======== Provided material
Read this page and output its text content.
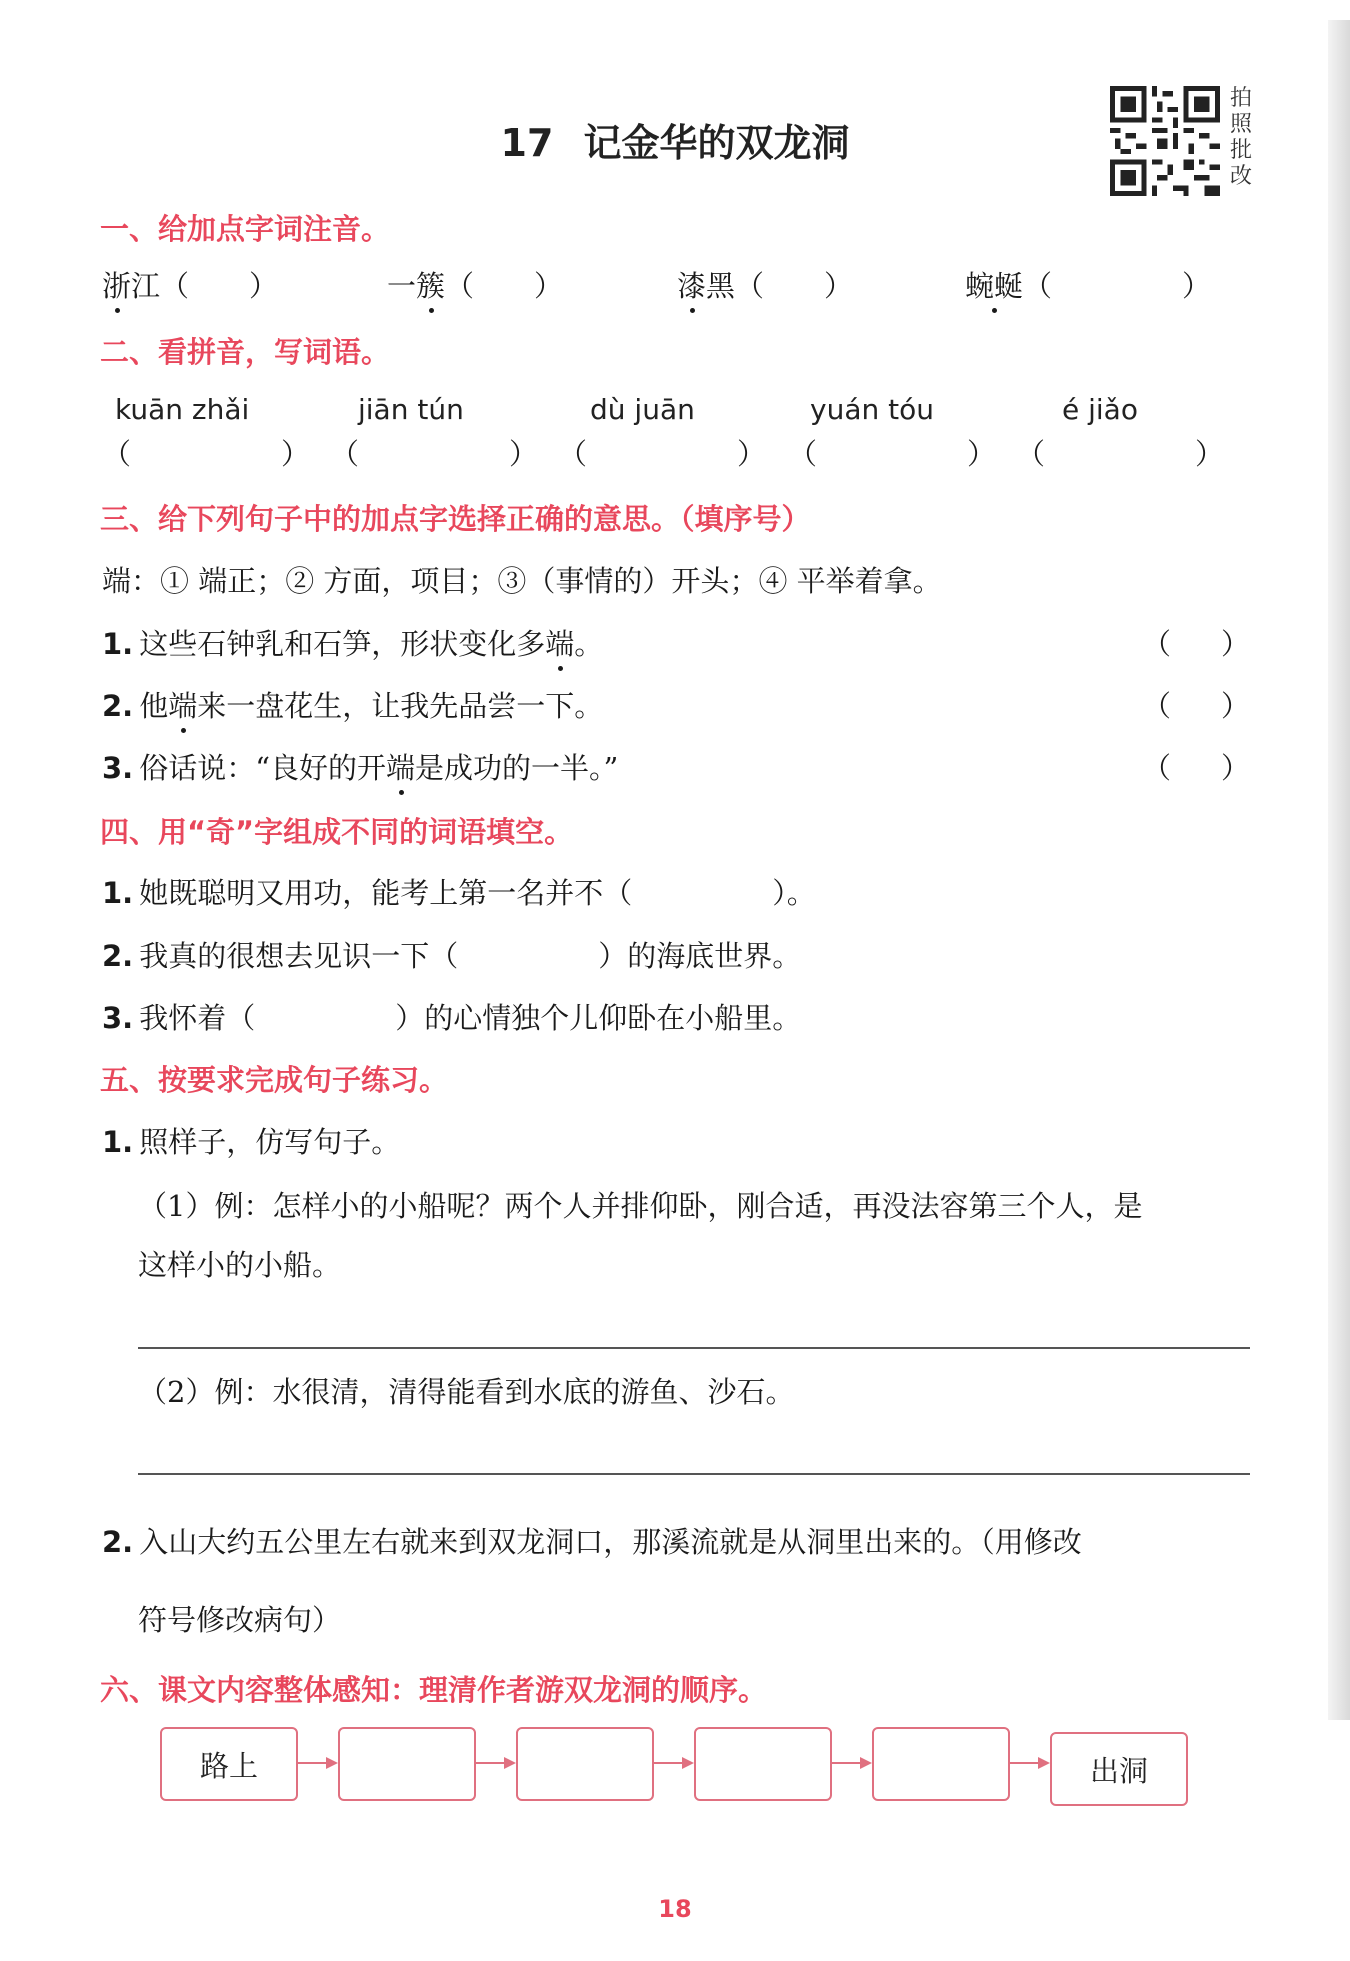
17 记金华的双龙洞
拍
照
批
改
一、给加点字词注音。
浙江（ ）	一簇（ ）	漆黑（ ）	蜿蜒（	）
二、看拼音，写词语。
kuān zhǎi	jiān tún	dù juān	yuán tóu	é jiǎo
（	） （	） （	） （	） （	）
三、给下列句子中的加点字选择正确的意思。（填序号）
端：① 端正；② 方面，项目；③（事情的）开头；④ 平举着拿。
1. 这些石钟乳和石笋，形状变化多端。	（ ）
2. 他端来一盘花生，让我先品尝一下。	（ ）
3. 俗话说：“良好的开端是成功的一半。”	（ ）
四、用“奇”字组成不同的词语填空。
1. 她既聪明又用功，能考上第一名并不（	）。
2. 我真的很想去见识一下（	）的海底世界。
3. 我怀着（	）的心情独个儿仰卧在小船里。
五、按要求完成句子练习。
1. 照样子，仿写句子。
（1）例：怎样小的小船呢？两个人并排仰卧，刚合适，再没法容第三个人，是
这样小的小船。
（2）例：水很清，清得能看到水底的游鱼、沙石。
2. 入山大约五公里左右就来到双龙洞口，那溪流就是从洞里出来的。（用修改
符号修改病句）
六、课文内容整体感知：理清作者游双龙洞的顺序。
路上	出洞
18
================
Problem description: Return to the listing above and set it down exactly, leaving out its pictures.

Correct result:
Read this page and output its text content.
17 记金华的双龙洞
拍
照
批
改
一、给加点字词注音。
浙江（ ）	一簇（ ）	漆黑（ ）	蜿蜒（	）
二、看拼音，写词语。
kuān zhǎi	jiān tún	dù juān	yuán tóu	é jiǎo
（	） （	） （	） （	） （	）
三、给下列句子中的加点字选择正确的意思。（填序号）
端：① 端正；② 方面，项目；③（事情的）开头；④ 平举着拿。
1. 这些石钟乳和石笋，形状变化多端。	（ ）
2. 他端来一盘花生，让我先品尝一下。	（ ）
3. 俗话说：“良好的开端是成功的一半。”	（ ）
四、用“奇”字组成不同的词语填空。
1. 她既聪明又用功，能考上第一名并不（	）。
2. 我真的很想去见识一下（	）的海底世界。
3. 我怀着（	）的心情独个儿仰卧在小船里。
五、按要求完成句子练习。
1. 照样子，仿写句子。
（1）例：怎样小的小船呢？两个人并排仰卧，刚合适，再没法容第三个人，是
这样小的小船。
（2）例：水很清，清得能看到水底的游鱼、沙石。
2. 入山大约五公里左右就来到双龙洞口，那溪流就是从洞里出来的。（用修改
符号修改病句）
六、课文内容整体感知：理清作者游双龙洞的顺序。
路上	出洞
18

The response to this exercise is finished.